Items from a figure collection
______

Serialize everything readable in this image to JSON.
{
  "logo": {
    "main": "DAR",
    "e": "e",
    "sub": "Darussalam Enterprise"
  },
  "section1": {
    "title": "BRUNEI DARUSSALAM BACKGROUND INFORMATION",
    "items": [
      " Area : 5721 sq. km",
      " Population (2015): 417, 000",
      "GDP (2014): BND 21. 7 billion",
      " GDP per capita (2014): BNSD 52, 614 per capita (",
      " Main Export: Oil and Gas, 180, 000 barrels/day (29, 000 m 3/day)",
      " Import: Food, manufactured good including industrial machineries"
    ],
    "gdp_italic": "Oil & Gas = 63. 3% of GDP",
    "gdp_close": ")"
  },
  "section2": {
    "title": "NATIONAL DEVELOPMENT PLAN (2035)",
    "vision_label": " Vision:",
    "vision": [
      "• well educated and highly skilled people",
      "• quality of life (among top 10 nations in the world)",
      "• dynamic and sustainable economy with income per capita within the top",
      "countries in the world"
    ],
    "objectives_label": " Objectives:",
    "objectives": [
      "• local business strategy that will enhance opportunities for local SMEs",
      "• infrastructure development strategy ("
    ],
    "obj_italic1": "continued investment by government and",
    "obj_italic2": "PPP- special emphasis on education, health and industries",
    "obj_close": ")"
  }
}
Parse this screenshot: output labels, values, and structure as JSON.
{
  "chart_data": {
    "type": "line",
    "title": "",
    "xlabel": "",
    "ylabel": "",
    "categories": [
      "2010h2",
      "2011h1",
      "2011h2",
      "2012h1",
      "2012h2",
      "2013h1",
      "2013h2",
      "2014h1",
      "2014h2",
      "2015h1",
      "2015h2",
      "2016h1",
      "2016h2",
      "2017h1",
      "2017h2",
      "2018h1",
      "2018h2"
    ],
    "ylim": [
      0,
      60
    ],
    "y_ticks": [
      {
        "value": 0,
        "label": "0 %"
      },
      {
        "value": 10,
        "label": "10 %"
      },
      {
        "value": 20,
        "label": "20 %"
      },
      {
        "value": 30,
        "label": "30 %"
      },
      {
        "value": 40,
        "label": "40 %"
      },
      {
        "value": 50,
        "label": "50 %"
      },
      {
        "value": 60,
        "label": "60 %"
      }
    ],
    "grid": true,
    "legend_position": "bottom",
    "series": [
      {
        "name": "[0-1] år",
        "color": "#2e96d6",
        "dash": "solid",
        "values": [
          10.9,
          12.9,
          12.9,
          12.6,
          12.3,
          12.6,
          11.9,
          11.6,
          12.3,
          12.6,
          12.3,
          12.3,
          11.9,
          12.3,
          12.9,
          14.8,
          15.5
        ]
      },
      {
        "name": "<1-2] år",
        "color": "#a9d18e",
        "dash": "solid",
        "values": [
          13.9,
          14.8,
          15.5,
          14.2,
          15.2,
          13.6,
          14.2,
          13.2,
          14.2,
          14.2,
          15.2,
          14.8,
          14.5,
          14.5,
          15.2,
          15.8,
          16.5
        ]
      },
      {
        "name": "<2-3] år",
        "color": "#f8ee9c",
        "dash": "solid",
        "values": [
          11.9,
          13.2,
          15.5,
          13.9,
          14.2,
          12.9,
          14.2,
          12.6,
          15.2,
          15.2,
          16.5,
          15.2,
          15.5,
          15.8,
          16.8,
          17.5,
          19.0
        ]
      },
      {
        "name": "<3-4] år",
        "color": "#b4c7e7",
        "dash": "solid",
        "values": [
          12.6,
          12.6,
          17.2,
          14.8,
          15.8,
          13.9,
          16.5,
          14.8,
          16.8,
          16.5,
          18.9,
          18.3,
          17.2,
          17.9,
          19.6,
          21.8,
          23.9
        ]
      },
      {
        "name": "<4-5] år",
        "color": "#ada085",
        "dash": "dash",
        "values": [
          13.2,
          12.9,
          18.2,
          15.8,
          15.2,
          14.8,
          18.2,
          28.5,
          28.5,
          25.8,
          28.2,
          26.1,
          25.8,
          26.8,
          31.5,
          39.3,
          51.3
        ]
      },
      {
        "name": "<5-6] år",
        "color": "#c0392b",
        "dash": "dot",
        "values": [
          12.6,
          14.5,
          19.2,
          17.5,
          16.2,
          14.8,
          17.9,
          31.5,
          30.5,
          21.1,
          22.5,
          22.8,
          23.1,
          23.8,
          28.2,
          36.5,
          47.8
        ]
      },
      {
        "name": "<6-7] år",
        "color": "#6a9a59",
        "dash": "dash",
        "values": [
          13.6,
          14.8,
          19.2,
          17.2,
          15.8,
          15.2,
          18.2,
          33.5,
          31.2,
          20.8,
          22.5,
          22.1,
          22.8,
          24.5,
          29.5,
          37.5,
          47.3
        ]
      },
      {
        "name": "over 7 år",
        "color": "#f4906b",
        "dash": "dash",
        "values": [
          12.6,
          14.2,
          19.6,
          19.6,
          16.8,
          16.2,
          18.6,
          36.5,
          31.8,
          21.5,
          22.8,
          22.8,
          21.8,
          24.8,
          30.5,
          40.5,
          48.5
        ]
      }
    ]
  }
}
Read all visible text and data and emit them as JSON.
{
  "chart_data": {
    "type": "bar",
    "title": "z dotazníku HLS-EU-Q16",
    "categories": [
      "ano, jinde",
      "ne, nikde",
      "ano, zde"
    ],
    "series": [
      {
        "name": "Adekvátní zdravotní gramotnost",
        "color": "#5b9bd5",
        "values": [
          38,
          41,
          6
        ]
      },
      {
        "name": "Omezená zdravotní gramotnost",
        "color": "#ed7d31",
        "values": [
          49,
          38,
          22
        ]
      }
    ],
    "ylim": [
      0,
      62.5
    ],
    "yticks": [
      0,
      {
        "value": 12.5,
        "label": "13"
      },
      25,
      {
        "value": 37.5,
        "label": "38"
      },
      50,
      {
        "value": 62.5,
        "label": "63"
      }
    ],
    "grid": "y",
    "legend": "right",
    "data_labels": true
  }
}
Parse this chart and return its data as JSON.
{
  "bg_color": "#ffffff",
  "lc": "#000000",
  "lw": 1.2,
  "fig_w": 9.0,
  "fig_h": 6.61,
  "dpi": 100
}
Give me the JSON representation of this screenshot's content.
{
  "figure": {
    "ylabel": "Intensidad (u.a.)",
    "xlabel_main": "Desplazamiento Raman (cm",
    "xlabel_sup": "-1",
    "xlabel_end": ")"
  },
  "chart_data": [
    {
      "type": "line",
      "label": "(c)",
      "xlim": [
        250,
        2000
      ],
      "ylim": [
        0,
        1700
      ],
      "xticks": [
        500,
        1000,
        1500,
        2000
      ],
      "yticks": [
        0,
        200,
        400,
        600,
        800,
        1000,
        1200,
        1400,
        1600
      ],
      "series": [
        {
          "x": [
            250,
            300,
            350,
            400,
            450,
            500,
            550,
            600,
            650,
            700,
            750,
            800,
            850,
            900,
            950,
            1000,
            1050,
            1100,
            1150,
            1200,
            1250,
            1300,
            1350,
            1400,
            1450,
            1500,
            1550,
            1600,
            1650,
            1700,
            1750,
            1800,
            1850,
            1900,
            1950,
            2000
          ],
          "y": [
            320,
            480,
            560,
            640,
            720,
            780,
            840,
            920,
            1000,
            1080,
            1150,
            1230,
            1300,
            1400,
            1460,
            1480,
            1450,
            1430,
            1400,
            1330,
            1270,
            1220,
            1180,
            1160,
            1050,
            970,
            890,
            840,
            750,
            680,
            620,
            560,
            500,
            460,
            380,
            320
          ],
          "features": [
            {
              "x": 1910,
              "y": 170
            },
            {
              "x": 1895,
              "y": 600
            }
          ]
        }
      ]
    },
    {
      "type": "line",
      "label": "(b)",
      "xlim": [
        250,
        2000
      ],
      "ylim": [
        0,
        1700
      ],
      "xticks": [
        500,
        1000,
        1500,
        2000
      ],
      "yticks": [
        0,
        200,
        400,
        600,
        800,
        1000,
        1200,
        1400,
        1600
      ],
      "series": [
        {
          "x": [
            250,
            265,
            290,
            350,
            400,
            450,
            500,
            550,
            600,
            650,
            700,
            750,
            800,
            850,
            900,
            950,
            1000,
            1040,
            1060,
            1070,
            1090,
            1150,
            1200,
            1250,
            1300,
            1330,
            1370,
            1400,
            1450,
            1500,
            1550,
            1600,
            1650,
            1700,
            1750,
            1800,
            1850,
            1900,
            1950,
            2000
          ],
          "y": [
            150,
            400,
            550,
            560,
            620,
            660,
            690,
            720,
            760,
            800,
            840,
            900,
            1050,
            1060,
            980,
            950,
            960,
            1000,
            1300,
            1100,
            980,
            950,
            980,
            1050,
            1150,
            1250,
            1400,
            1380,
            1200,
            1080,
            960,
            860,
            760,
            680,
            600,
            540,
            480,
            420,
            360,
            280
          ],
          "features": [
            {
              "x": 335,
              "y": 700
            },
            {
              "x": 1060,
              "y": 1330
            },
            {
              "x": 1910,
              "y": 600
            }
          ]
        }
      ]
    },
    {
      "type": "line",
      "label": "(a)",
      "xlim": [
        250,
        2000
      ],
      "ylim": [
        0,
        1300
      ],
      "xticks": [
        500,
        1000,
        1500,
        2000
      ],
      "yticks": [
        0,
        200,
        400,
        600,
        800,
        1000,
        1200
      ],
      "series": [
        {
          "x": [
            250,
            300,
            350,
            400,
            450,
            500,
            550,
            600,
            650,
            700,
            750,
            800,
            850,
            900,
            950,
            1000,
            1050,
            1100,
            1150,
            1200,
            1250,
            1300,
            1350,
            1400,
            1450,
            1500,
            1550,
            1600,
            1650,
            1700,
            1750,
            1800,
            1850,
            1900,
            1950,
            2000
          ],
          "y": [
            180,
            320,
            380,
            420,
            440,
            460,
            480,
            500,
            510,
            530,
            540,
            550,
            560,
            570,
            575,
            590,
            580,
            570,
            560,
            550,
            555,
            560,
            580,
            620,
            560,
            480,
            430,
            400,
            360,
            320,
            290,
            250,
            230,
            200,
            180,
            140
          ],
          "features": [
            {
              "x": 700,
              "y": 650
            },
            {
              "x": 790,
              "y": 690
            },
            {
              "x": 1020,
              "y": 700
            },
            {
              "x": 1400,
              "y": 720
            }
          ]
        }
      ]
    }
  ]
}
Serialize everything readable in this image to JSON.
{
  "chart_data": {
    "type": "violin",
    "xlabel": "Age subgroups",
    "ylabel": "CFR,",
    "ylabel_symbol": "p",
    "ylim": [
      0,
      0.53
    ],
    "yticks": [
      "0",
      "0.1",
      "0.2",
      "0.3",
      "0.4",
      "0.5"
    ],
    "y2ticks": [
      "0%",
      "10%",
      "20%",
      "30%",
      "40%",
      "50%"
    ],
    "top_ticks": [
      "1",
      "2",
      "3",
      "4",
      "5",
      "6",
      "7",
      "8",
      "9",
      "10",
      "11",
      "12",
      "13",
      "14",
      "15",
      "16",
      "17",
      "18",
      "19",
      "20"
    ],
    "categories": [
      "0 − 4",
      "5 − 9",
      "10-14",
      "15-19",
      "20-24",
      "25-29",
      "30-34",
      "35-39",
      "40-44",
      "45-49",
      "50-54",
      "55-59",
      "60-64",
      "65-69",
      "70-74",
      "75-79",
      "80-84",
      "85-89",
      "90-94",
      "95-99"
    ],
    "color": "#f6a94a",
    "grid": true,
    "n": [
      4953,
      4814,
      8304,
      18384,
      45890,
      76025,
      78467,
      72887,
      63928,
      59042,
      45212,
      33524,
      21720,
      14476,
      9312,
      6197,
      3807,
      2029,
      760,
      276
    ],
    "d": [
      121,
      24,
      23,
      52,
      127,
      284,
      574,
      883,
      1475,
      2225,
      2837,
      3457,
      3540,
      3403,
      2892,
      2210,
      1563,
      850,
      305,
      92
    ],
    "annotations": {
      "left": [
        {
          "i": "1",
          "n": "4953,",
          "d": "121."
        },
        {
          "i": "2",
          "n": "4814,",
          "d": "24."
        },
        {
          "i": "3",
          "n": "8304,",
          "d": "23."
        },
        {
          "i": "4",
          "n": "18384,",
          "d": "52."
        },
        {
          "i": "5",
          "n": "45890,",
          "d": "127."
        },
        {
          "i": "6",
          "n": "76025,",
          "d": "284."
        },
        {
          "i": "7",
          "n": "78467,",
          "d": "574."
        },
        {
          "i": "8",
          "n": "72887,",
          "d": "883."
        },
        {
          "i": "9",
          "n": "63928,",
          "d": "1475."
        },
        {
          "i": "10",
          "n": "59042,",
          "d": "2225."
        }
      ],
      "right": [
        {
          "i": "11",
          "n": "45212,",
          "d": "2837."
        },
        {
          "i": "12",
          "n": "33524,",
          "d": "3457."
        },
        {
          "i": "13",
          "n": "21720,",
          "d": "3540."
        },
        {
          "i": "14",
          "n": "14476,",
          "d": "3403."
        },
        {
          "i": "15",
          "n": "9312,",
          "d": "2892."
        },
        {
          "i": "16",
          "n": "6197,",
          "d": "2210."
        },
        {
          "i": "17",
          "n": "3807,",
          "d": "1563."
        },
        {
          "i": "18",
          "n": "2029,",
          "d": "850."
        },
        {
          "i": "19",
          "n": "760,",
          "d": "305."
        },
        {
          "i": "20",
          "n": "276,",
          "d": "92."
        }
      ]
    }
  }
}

______

**What is asked**
Search the entries for the word "JSON" and pick out every line that holds it.

**Result of the exercise**
Serialize everything readable in this image to JSON.
Parse this screenshot: output labels, values, and structure as JSON.
Read all visible text and data and emit them as JSON.
Parse this chart and return its data as JSON.
Give me the JSON representation of this screenshot's content.
Serialize everything readable in this image to JSON.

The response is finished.